:: Available records

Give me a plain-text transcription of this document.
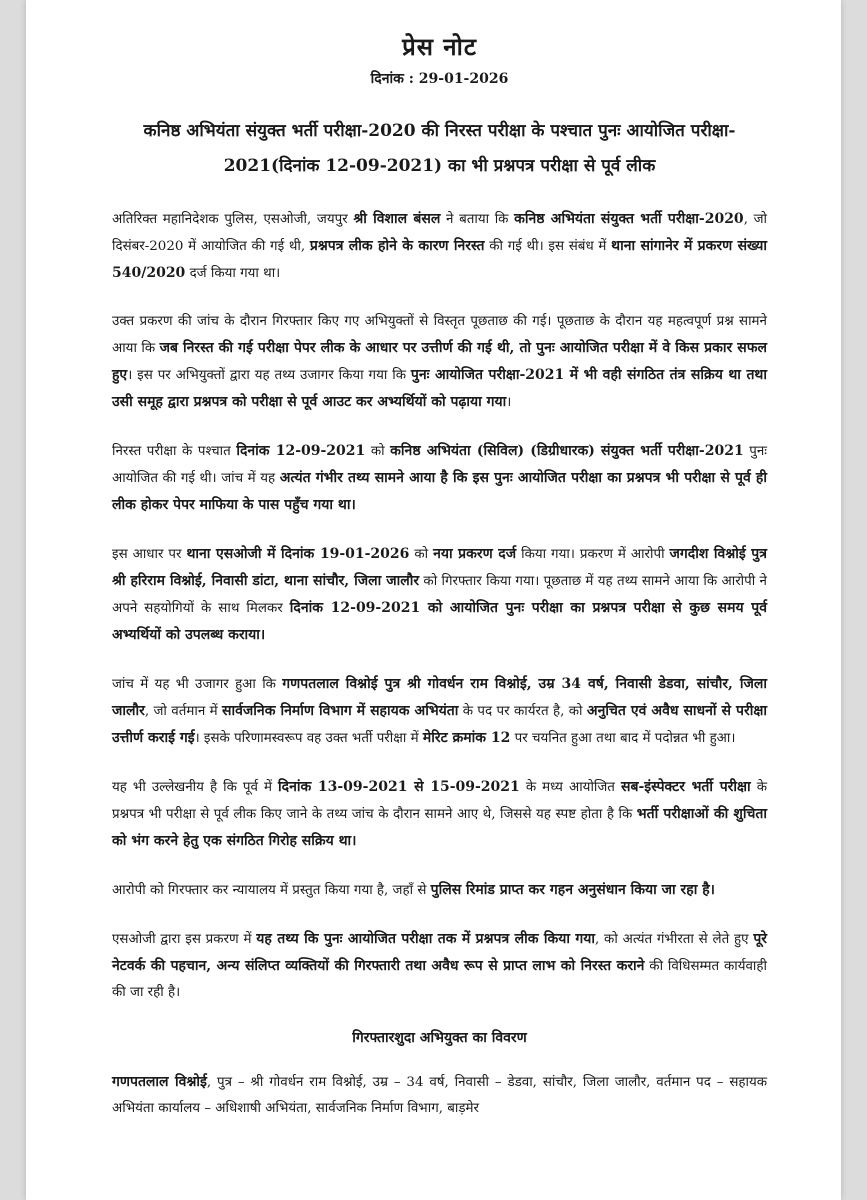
प्रेस नोट
दिनांक : 29-01-2026
कनिष्ठ अभियंता संयुक्त भर्ती परीक्षा-2020 की निरस्त परीक्षा के पश्चात पुनः आयोजित परीक्षा-
2021(दिनांक 12-09-2021) का भी प्रश्नपत्र परीक्षा से पूर्व लीक

अतिरिक्त महानिदेशक पुलिस, एसओजी, जयपुर श्री विशाल बंसल ने बताया कि कनिष्ठ अभियंता संयुक्त भर्ती परीक्षा-2020, जो दिसंबर-2020 में आयोजित की गई थी, प्रश्नपत्र लीक होने के कारण निरस्त की गई थी। इस संबंध में थाना सांगानेर में प्रकरण संख्या 540/2020 दर्ज किया गया था।

उक्त प्रकरण की जांच के दौरान गिरफ्तार किए गए अभियुक्तों से विस्तृत पूछताछ की गई। पूछताछ के दौरान यह महत्वपूर्ण प्रश्न सामने आया कि जब निरस्त की गई परीक्षा पेपर लीक के आधार पर उत्तीर्ण की गई थी, तो पुनः आयोजित परीक्षा में वे किस प्रकार सफल हुए। इस पर अभियुक्तों द्वारा यह तथ्य उजागर किया गया कि पुनः आयोजित परीक्षा-2021 में भी वही संगठित तंत्र सक्रिय था तथा उसी समूह द्वारा प्रश्नपत्र को परीक्षा से पूर्व आउट कर अभ्यर्थियों को पढ़ाया गया।

निरस्त परीक्षा के पश्चात दिनांक 12-09-2021 को कनिष्ठ अभियंता (सिविल) (डिग्रीधारक) संयुक्त भर्ती परीक्षा-2021 पुनः आयोजित की गई थी। जांच में यह अत्यंत गंभीर तथ्य सामने आया है कि इस पुनः आयोजित परीक्षा का प्रश्नपत्र भी परीक्षा से पूर्व ही लीक होकर पेपर माफिया के पास पहुँच गया था।

इस आधार पर थाना एसओजी में दिनांक 19-01-2026 को नया प्रकरण दर्ज किया गया। प्रकरण में आरोपी जगदीश विश्नोई पुत्र श्री हरिराम विश्नोई, निवासी डांटा, थाना सांचौर, जिला जालौर को गिरफ्तार किया गया। पूछताछ में यह तथ्य सामने आया कि आरोपी ने अपने सहयोगियों के साथ मिलकर दिनांक 12-09-2021 को आयोजित पुनः परीक्षा का प्रश्नपत्र परीक्षा से कुछ समय पूर्व अभ्यर्थियों को उपलब्ध कराया।

जांच में यह भी उजागर हुआ कि गणपतलाल विश्नोई पुत्र श्री गोवर्धन राम विश्नोई, उम्र 34 वर्ष, निवासी डेडवा, सांचौर, जिला जालौर, जो वर्तमान में सार्वजनिक निर्माण विभाग में सहायक अभियंता के पद पर कार्यरत है, को अनुचित एवं अवैध साधनों से परीक्षा उत्तीर्ण कराई गई। इसके परिणामस्वरूप वह उक्त भर्ती परीक्षा में मेरिट क्रमांक 12 पर चयनित हुआ तथा बाद में पदोन्नत भी हुआ।

यह भी उल्लेखनीय है कि पूर्व में दिनांक 13-09-2021 से 15-09-2021 के मध्य आयोजित सब-इंस्पेक्टर भर्ती परीक्षा के प्रश्नपत्र भी परीक्षा से पूर्व लीक किए जाने के तथ्य जांच के दौरान सामने आए थे, जिससे यह स्पष्ट होता है कि भर्ती परीक्षाओं की शुचिता को भंग करने हेतु एक संगठित गिरोह सक्रिय था।

आरोपी को गिरफ्तार कर न्यायालय में प्रस्तुत किया गया है, जहाँ से पुलिस रिमांड प्राप्त कर गहन अनुसंधान किया जा रहा है।

एसओजी द्वारा इस प्रकरण में यह तथ्य कि पुनः आयोजित परीक्षा तक में प्रश्नपत्र लीक किया गया, को अत्यंत गंभीरता से लेते हुए पूरे नेटवर्क की पहचान, अन्य संलिप्त व्यक्तियों की गिरफ्तारी तथा अवैध रूप से प्राप्त लाभ को निरस्त कराने की विधिसम्मत कार्यवाही की जा रही है।

गिरफ्तारशुदा अभियुक्त का विवरण

गणपतलाल विश्नोई, पुत्र – श्री गोवर्धन राम विश्नोई, उम्र – 34 वर्ष, निवासी – डेडवा, सांचौर, जिला जालौर, वर्तमान पद – सहायक अभियंता कार्यालय – अधिशाषी अभियंता, सार्वजनिक निर्माण विभाग, बाड़मेर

::::

**Task description**. Write out each line again precisely as it appears, skipping every picture.

**Task answer**.
Give me a plain-text transcription of this document.
प्रेस नोट
दिनांक : 29-01-2026
कनिष्ठ अभियंता संयुक्त भर्ती परीक्षा-2020 की निरस्त परीक्षा के पश्चात पुनः आयोजित परीक्षा-
2021(दिनांक 12-09-2021) का भी प्रश्नपत्र परीक्षा से पूर्व लीक

अतिरिक्त महानिदेशक पुलिस, एसओजी, जयपुर श्री विशाल बंसल ने बताया कि कनिष्ठ अभियंता संयुक्त भर्ती परीक्षा-2020, जो दिसंबर-2020 में आयोजित की गई थी, प्रश्नपत्र लीक होने के कारण निरस्त की गई थी। इस संबंध में थाना सांगानेर में प्रकरण संख्या 540/2020 दर्ज किया गया था।

उक्त प्रकरण की जांच के दौरान गिरफ्तार किए गए अभियुक्तों से विस्तृत पूछताछ की गई। पूछताछ के दौरान यह महत्वपूर्ण प्रश्न सामने आया कि जब निरस्त की गई परीक्षा पेपर लीक के आधार पर उत्तीर्ण की गई थी, तो पुनः आयोजित परीक्षा में वे किस प्रकार सफल हुए। इस पर अभियुक्तों द्वारा यह तथ्य उजागर किया गया कि पुनः आयोजित परीक्षा-2021 में भी वही संगठित तंत्र सक्रिय था तथा उसी समूह द्वारा प्रश्नपत्र को परीक्षा से पूर्व आउट कर अभ्यर्थियों को पढ़ाया गया।

निरस्त परीक्षा के पश्चात दिनांक 12-09-2021 को कनिष्ठ अभियंता (सिविल) (डिग्रीधारक) संयुक्त भर्ती परीक्षा-2021 पुनः आयोजित की गई थी। जांच में यह अत्यंत गंभीर तथ्य सामने आया है कि इस पुनः आयोजित परीक्षा का प्रश्नपत्र भी परीक्षा से पूर्व ही लीक होकर पेपर माफिया के पास पहुँच गया था।

इस आधार पर थाना एसओजी में दिनांक 19-01-2026 को नया प्रकरण दर्ज किया गया। प्रकरण में आरोपी जगदीश विश्नोई पुत्र श्री हरिराम विश्नोई, निवासी डांटा, थाना सांचौर, जिला जालौर को गिरफ्तार किया गया। पूछताछ में यह तथ्य सामने आया कि आरोपी ने अपने सहयोगियों के साथ मिलकर दिनांक 12-09-2021 को आयोजित पुनः परीक्षा का प्रश्नपत्र परीक्षा से कुछ समय पूर्व अभ्यर्थियों को उपलब्ध कराया।

जांच में यह भी उजागर हुआ कि गणपतलाल विश्नोई पुत्र श्री गोवर्धन राम विश्नोई, उम्र 34 वर्ष, निवासी डेडवा, सांचौर, जिला जालौर, जो वर्तमान में सार्वजनिक निर्माण विभाग में सहायक अभियंता के पद पर कार्यरत है, को अनुचित एवं अवैध साधनों से परीक्षा उत्तीर्ण कराई गई। इसके परिणामस्वरूप वह उक्त भर्ती परीक्षा में मेरिट क्रमांक 12 पर चयनित हुआ तथा बाद में पदोन्नत भी हुआ।

यह भी उल्लेखनीय है कि पूर्व में दिनांक 13-09-2021 से 15-09-2021 के मध्य आयोजित सब-इंस्पेक्टर भर्ती परीक्षा के प्रश्नपत्र भी परीक्षा से पूर्व लीक किए जाने के तथ्य जांच के दौरान सामने आए थे, जिससे यह स्पष्ट होता है कि भर्ती परीक्षाओं की शुचिता को भंग करने हेतु एक संगठित गिरोह सक्रिय था।

आरोपी को गिरफ्तार कर न्यायालय में प्रस्तुत किया गया है, जहाँ से पुलिस रिमांड प्राप्त कर गहन अनुसंधान किया जा रहा है।

एसओजी द्वारा इस प्रकरण में यह तथ्य कि पुनः आयोजित परीक्षा तक में प्रश्नपत्र लीक किया गया, को अत्यंत गंभीरता से लेते हुए पूरे नेटवर्क की पहचान, अन्य संलिप्त व्यक्तियों की गिरफ्तारी तथा अवैध रूप से प्राप्त लाभ को निरस्त कराने की विधिसम्मत कार्यवाही की जा रही है।

गिरफ्तारशुदा अभियुक्त का विवरण

गणपतलाल विश्नोई, पुत्र – श्री गोवर्धन राम विश्नोई, उम्र – 34 वर्ष, निवासी – डेडवा, सांचौर, जिला जालौर, वर्तमान पद – सहायक अभियंता कार्यालय – अधिशाषी अभियंता, सार्वजनिक निर्माण विभाग, बाड़मेर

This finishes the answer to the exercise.